● What is asked: Restate every line of the material, word for word.

━━━━━━━━━━━━━━━━

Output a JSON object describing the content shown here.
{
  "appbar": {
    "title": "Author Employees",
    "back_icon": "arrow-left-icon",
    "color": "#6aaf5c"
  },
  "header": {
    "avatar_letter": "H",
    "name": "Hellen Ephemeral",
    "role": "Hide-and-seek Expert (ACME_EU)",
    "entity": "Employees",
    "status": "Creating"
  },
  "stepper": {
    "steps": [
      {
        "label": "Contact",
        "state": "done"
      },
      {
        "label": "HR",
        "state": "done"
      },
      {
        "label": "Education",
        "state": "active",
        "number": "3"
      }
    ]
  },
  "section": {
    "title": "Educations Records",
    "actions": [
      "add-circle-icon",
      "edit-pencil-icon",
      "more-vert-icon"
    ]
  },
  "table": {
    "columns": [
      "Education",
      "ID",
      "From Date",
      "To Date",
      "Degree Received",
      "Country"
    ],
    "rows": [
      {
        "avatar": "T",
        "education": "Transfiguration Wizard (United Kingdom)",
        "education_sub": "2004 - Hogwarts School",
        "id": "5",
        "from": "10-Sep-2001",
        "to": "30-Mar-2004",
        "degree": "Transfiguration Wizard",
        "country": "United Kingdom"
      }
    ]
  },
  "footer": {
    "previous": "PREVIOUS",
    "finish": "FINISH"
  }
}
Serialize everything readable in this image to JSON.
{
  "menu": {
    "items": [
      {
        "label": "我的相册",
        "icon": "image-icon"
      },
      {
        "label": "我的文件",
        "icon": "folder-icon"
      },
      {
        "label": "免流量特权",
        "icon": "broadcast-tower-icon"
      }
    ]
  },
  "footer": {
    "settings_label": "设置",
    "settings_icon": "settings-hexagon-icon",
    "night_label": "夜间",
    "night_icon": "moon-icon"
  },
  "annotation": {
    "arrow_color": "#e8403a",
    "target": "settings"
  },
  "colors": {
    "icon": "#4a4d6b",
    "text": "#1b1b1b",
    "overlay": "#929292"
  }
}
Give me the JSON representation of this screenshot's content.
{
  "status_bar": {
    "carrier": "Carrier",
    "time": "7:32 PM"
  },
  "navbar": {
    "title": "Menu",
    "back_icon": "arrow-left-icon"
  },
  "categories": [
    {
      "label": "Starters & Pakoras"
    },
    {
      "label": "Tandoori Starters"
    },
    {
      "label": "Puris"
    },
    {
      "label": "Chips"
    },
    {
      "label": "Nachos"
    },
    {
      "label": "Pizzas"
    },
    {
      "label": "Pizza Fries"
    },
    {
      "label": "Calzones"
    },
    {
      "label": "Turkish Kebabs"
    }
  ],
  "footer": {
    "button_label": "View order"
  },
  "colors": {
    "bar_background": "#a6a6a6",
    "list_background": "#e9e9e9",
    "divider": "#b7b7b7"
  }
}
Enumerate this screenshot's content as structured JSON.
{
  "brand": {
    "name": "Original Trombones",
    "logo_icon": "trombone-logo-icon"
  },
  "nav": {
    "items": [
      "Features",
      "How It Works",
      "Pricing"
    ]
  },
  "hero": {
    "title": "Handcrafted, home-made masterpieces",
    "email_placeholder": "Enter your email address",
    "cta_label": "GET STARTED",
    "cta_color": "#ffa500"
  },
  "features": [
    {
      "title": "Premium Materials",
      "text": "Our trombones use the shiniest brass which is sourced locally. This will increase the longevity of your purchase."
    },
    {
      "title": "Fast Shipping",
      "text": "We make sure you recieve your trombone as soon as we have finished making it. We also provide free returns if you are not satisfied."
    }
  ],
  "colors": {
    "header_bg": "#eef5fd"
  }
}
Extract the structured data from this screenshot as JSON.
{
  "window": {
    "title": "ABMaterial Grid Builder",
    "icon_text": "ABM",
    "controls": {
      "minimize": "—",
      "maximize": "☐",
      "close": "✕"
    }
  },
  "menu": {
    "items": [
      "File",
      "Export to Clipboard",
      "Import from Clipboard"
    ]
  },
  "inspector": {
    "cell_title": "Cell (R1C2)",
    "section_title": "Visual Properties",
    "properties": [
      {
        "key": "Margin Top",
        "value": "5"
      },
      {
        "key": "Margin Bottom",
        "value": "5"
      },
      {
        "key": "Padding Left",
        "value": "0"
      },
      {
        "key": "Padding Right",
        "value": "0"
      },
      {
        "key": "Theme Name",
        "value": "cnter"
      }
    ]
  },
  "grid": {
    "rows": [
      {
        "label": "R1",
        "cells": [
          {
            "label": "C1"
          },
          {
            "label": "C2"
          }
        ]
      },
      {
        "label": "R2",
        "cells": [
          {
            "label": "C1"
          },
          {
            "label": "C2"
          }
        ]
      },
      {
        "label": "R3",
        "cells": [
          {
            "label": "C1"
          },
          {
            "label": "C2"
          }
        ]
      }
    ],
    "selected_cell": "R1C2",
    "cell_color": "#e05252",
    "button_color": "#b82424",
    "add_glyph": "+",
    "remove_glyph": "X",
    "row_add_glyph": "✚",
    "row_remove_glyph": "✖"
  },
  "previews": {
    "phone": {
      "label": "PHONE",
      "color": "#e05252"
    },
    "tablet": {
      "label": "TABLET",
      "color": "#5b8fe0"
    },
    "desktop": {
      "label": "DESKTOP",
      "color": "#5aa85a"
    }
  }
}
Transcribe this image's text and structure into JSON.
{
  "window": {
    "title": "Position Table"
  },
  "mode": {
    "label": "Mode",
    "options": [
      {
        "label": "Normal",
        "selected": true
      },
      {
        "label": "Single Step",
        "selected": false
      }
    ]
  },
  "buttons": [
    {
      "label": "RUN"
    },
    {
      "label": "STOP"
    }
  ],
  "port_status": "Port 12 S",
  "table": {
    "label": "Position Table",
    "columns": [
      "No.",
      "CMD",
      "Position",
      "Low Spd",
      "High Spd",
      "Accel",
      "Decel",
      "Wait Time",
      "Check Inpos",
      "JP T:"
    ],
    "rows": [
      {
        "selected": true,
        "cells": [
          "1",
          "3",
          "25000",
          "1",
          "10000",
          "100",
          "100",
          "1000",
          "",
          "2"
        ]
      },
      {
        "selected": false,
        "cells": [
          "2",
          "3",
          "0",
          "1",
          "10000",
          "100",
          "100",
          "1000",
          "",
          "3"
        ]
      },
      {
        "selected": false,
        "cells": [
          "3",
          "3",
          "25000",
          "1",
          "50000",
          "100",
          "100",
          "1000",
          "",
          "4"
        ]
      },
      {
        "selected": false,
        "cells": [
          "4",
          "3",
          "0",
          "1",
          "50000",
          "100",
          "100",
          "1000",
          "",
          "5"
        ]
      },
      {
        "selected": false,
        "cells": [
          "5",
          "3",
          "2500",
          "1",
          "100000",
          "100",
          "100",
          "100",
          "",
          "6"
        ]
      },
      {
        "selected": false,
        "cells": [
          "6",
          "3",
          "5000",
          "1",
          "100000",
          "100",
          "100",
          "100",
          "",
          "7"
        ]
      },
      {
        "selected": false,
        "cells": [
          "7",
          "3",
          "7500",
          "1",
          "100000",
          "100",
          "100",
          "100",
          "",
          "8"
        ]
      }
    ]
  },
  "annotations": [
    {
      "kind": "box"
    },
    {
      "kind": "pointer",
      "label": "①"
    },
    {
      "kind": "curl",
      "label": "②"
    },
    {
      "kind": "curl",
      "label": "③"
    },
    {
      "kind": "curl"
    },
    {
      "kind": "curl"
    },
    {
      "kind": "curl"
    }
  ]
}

━━━━━━━━━━━━━━━━

● Response below:
Output a JSON object describing the content shown here.
{
  "appbar": {
    "title": "Author Employees",
    "back_icon": "arrow-left-icon",
    "color": "#6aaf5c"
  },
  "header": {
    "avatar_letter": "H",
    "name": "Hellen Ephemeral",
    "role": "Hide-and-seek Expert (ACME_EU)",
    "entity": "Employees",
    "status": "Creating"
  },
  "stepper": {
    "steps": [
      {
        "label": "Contact",
        "state": "done"
      },
      {
        "label": "HR",
        "state": "done"
      },
      {
        "label": "Education",
        "state": "active",
        "number": "3"
      }
    ]
  },
  "section": {
    "title": "Educations Records",
    "actions": [
      "add-circle-icon",
      "edit-pencil-icon",
      "more-vert-icon"
    ]
  },
  "table": {
    "columns": [
      "Education",
      "ID",
      "From Date",
      "To Date",
      "Degree Received",
      "Country"
    ],
    "rows": [
      {
        "avatar": "T",
        "education": "Transfiguration Wizard (United Kingdom)",
        "education_sub": "2004 - Hogwarts School",
        "id": "5",
        "from": "10-Sep-2001",
        "to": "30-Mar-2004",
        "degree": "Transfiguration Wizard",
        "country": "United Kingdom"
      }
    ]
  },
  "footer": {
    "previous": "PREVIOUS",
    "finish": "FINISH"
  }
}
Serialize everything readable in this image to JSON.
{
  "menu": {
    "items": [
      {
        "label": "我的相册",
        "icon": "image-icon"
      },
      {
        "label": "我的文件",
        "icon": "folder-icon"
      },
      {
        "label": "免流量特权",
        "icon": "broadcast-tower-icon"
      }
    ]
  },
  "footer": {
    "settings_label": "设置",
    "settings_icon": "settings-hexagon-icon",
    "night_label": "夜间",
    "night_icon": "moon-icon"
  },
  "annotation": {
    "arrow_color": "#e8403a",
    "target": "settings"
  },
  "colors": {
    "icon": "#4a4d6b",
    "text": "#1b1b1b",
    "overlay": "#929292"
  }
}
Give me the JSON representation of this screenshot's content.
{
  "status_bar": {
    "carrier": "Carrier",
    "time": "7:32 PM"
  },
  "navbar": {
    "title": "Menu",
    "back_icon": "arrow-left-icon"
  },
  "categories": [
    {
      "label": "Starters & Pakoras"
    },
    {
      "label": "Tandoori Starters"
    },
    {
      "label": "Puris"
    },
    {
      "label": "Chips"
    },
    {
      "label": "Nachos"
    },
    {
      "label": "Pizzas"
    },
    {
      "label": "Pizza Fries"
    },
    {
      "label": "Calzones"
    },
    {
      "label": "Turkish Kebabs"
    }
  ],
  "footer": {
    "button_label": "View order"
  },
  "colors": {
    "bar_background": "#a6a6a6",
    "list_background": "#e9e9e9",
    "divider": "#b7b7b7"
  }
}
Enumerate this screenshot's content as structured JSON.
{
  "brand": {
    "name": "Original Trombones",
    "logo_icon": "trombone-logo-icon"
  },
  "nav": {
    "items": [
      "Features",
      "How It Works",
      "Pricing"
    ]
  },
  "hero": {
    "title": "Handcrafted, home-made masterpieces",
    "email_placeholder": "Enter your email address",
    "cta_label": "GET STARTED",
    "cta_color": "#ffa500"
  },
  "features": [
    {
      "title": "Premium Materials",
      "text": "Our trombones use the shiniest brass which is sourced locally. This will increase the longevity of your purchase."
    },
    {
      "title": "Fast Shipping",
      "text": "We make sure you recieve your trombone as soon as we have finished making it. We also provide free returns if you are not satisfied."
    }
  ],
  "colors": {
    "header_bg": "#eef5fd"
  }
}
Extract the structured data from this screenshot as JSON.
{
  "window": {
    "title": "ABMaterial Grid Builder",
    "icon_text": "ABM",
    "controls": {
      "minimize": "—",
      "maximize": "☐",
      "close": "✕"
    }
  },
  "menu": {
    "items": [
      "File",
      "Export to Clipboard",
      "Import from Clipboard"
    ]
  },
  "inspector": {
    "cell_title": "Cell (R1C2)",
    "section_title": "Visual Properties",
    "properties": [
      {
        "key": "Margin Top",
        "value": "5"
      },
      {
        "key": "Margin Bottom",
        "value": "5"
      },
      {
        "key": "Padding Left",
        "value": "0"
      },
      {
        "key": "Padding Right",
        "value": "0"
      },
      {
        "key": "Theme Name",
        "value": "cnter"
      }
    ]
  },
  "grid": {
    "rows": [
      {
        "label": "R1",
        "cells": [
          {
            "label": "C1"
          },
          {
            "label": "C2"
          }
        ]
      },
      {
        "label": "R2",
        "cells": [
          {
            "label": "C1"
          },
          {
            "label": "C2"
          }
        ]
      },
      {
        "label": "R3",
        "cells": [
          {
            "label": "C1"
          },
          {
            "label": "C2"
          }
        ]
      }
    ],
    "selected_cell": "R1C2",
    "cell_color": "#e05252",
    "button_color": "#b82424",
    "add_glyph": "+",
    "remove_glyph": "X",
    "row_add_glyph": "✚",
    "row_remove_glyph": "✖"
  },
  "previews": {
    "phone": {
      "label": "PHONE",
      "color": "#e05252"
    },
    "tablet": {
      "label": "TABLET",
      "color": "#5b8fe0"
    },
    "desktop": {
      "label": "DESKTOP",
      "color": "#5aa85a"
    }
  }
}
Transcribe this image's text and structure into JSON.
{
  "window": {
    "title": "Position Table"
  },
  "mode": {
    "label": "Mode",
    "options": [
      {
        "label": "Normal",
        "selected": true
      },
      {
        "label": "Single Step",
        "selected": false
      }
    ]
  },
  "buttons": [
    {
      "label": "RUN"
    },
    {
      "label": "STOP"
    }
  ],
  "port_status": "Port 12 S",
  "table": {
    "label": "Position Table",
    "columns": [
      "No.",
      "CMD",
      "Position",
      "Low Spd",
      "High Spd",
      "Accel",
      "Decel",
      "Wait Time",
      "Check Inpos",
      "JP T:"
    ],
    "rows": [
      {
        "selected": true,
        "cells": [
          "1",
          "3",
          "25000",
          "1",
          "10000",
          "100",
          "100",
          "1000",
          "",
          "2"
        ]
      },
      {
        "selected": false,
        "cells": [
          "2",
          "3",
          "0",
          "1",
          "10000",
          "100",
          "100",
          "1000",
          "",
          "3"
        ]
      },
      {
        "selected": false,
        "cells": [
          "3",
          "3",
          "25000",
          "1",
          "50000",
          "100",
          "100",
          "1000",
          "",
          "4"
        ]
      },
      {
        "selected": false,
        "cells": [
          "4",
          "3",
          "0",
          "1",
          "50000",
          "100",
          "100",
          "1000",
          "",
          "5"
        ]
      },
      {
        "selected": false,
        "cells": [
          "5",
          "3",
          "2500",
          "1",
          "100000",
          "100",
          "100",
          "100",
          "",
          "6"
        ]
      },
      {
        "selected": false,
        "cells": [
          "6",
          "3",
          "5000",
          "1",
          "100000",
          "100",
          "100",
          "100",
          "",
          "7"
        ]
      },
      {
        "selected": false,
        "cells": [
          "7",
          "3",
          "7500",
          "1",
          "100000",
          "100",
          "100",
          "100",
          "",
          "8"
        ]
      }
    ]
  },
  "annotations": [
    {
      "kind": "box"
    },
    {
      "kind": "pointer",
      "label": "①"
    },
    {
      "kind": "curl",
      "label": "②"
    },
    {
      "kind": "curl",
      "label": "③"
    },
    {
      "kind": "curl"
    },
    {
      "kind": "curl"
    },
    {
      "kind": "curl"
    }
  ]
}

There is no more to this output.